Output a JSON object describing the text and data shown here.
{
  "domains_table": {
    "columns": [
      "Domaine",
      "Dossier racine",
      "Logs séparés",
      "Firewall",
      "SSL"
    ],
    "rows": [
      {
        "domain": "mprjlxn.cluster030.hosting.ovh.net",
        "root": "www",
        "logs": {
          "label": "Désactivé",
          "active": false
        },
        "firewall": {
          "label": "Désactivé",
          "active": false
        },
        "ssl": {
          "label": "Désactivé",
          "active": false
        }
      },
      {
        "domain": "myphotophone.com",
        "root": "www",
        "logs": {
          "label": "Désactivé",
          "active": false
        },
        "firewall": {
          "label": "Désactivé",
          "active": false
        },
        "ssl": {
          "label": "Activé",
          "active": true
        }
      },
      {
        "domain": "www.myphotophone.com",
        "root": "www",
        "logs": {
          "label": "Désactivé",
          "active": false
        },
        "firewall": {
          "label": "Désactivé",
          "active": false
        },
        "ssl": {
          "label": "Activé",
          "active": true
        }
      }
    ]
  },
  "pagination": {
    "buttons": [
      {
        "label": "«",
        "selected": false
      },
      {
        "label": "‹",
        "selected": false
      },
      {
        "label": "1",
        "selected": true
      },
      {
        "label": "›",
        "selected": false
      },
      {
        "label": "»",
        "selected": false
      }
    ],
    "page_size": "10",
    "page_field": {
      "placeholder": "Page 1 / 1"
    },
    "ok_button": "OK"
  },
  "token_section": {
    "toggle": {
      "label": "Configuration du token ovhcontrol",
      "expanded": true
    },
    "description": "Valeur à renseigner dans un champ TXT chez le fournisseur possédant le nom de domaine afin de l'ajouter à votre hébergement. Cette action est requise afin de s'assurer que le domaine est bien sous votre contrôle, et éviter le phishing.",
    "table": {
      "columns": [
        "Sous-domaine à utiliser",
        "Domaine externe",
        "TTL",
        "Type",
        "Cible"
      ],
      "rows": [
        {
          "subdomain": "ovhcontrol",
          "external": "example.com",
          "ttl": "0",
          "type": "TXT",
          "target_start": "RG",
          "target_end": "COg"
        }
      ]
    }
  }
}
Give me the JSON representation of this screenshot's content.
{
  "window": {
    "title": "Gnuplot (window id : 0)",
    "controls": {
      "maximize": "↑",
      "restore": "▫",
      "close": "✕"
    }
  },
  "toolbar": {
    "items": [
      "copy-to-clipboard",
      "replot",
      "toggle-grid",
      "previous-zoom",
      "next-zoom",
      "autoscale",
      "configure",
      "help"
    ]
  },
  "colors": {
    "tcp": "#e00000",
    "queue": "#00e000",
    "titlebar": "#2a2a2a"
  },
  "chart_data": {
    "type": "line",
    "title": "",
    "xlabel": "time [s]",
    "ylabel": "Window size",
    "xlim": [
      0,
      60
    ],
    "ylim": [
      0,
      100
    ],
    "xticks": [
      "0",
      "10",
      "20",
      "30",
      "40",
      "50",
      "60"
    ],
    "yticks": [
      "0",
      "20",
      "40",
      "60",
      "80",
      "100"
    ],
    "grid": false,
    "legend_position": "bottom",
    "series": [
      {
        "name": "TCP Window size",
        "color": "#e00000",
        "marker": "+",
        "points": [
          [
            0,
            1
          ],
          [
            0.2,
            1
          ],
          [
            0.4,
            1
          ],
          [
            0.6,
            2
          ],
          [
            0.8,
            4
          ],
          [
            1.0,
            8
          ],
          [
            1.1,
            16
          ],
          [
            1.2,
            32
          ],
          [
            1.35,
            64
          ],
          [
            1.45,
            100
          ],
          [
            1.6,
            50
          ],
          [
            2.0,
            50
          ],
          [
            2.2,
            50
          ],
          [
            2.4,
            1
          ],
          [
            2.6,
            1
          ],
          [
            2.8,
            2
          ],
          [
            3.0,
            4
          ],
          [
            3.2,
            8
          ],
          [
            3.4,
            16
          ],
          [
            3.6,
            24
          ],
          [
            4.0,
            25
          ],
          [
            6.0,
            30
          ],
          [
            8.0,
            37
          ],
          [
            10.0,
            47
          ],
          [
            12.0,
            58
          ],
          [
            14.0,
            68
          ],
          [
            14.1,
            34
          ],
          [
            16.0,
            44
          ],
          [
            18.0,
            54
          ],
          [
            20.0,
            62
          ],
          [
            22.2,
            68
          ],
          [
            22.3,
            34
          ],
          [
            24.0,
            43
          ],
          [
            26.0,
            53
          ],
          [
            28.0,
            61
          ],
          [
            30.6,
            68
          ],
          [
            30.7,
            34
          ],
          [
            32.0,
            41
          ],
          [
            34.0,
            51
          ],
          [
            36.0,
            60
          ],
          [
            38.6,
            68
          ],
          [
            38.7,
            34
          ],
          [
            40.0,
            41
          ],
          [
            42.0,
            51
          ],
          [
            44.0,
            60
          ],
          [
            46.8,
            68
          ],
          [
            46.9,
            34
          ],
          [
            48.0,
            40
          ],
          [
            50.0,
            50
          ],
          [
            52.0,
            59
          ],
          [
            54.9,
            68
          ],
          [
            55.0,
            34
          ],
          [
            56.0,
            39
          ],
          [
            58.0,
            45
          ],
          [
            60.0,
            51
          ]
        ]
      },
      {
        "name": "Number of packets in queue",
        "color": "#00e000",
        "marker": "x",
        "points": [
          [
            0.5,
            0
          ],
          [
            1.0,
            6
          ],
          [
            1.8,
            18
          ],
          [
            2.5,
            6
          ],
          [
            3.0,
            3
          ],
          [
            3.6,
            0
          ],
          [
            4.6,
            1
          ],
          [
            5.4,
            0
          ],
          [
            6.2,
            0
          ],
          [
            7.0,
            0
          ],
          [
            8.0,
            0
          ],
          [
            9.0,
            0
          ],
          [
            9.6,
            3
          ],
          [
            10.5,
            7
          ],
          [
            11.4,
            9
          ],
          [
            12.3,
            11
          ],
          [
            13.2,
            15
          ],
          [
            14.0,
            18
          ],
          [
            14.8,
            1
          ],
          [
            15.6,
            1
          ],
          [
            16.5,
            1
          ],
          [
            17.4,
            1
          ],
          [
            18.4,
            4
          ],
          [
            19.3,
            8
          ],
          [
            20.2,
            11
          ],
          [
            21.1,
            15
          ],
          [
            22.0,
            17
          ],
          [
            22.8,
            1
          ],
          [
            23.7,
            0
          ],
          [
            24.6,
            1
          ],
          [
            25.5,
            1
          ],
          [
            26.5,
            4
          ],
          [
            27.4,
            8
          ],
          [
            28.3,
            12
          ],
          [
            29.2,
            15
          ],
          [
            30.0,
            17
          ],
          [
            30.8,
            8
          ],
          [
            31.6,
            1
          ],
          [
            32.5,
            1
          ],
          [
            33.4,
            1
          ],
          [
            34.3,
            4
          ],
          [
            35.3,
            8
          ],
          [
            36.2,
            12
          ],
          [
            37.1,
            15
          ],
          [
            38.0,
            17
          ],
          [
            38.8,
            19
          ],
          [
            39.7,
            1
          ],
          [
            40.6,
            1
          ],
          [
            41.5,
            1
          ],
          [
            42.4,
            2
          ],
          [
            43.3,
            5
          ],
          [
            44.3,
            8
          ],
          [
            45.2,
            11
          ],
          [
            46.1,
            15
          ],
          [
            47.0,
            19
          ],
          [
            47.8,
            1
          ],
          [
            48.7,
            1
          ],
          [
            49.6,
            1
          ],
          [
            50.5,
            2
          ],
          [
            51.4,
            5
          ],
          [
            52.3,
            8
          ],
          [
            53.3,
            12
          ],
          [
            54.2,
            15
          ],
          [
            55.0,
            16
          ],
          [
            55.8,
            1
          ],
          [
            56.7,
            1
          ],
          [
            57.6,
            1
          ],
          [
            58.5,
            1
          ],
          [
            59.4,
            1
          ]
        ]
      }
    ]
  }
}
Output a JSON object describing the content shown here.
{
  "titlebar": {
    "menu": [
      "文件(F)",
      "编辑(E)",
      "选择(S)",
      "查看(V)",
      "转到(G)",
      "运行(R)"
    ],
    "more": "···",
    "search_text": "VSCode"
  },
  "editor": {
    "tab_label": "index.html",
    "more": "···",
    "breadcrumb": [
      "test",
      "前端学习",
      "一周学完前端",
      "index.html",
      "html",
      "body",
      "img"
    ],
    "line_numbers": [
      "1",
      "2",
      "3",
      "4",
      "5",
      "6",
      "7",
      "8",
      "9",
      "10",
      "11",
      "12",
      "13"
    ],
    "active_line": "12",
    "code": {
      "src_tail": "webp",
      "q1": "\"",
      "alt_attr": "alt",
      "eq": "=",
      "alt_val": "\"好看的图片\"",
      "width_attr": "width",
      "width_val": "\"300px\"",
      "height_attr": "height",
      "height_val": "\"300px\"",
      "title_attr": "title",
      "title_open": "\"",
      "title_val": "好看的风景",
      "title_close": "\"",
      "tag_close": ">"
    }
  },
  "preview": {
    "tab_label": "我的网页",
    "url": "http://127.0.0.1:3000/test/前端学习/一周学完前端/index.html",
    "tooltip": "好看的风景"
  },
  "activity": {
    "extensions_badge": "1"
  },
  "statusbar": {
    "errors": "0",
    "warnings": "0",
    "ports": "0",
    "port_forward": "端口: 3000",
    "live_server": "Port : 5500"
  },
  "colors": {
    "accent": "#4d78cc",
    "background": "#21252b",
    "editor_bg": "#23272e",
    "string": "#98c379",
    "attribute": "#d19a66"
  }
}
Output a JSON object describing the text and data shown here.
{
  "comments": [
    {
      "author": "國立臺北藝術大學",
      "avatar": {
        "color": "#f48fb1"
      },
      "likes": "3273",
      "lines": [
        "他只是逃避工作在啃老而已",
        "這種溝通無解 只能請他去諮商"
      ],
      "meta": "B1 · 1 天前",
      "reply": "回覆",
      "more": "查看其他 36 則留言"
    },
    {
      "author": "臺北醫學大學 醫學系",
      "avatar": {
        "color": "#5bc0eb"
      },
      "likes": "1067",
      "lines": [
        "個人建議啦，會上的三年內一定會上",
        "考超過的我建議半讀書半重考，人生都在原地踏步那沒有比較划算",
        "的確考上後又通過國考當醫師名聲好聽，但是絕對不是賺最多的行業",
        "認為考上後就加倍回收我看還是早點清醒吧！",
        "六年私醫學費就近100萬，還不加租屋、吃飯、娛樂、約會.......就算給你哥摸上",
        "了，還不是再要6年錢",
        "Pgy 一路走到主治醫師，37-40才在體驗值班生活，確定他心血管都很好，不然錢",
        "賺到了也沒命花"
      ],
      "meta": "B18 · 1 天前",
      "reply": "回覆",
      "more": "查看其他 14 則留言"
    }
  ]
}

┄┄┄┄┄┄┄┄┄┄

- EXERCISE PROMPT -
Scan the records above and report how many lines include the word "queue", without any other text.

- RESULT OF THE TASK -
2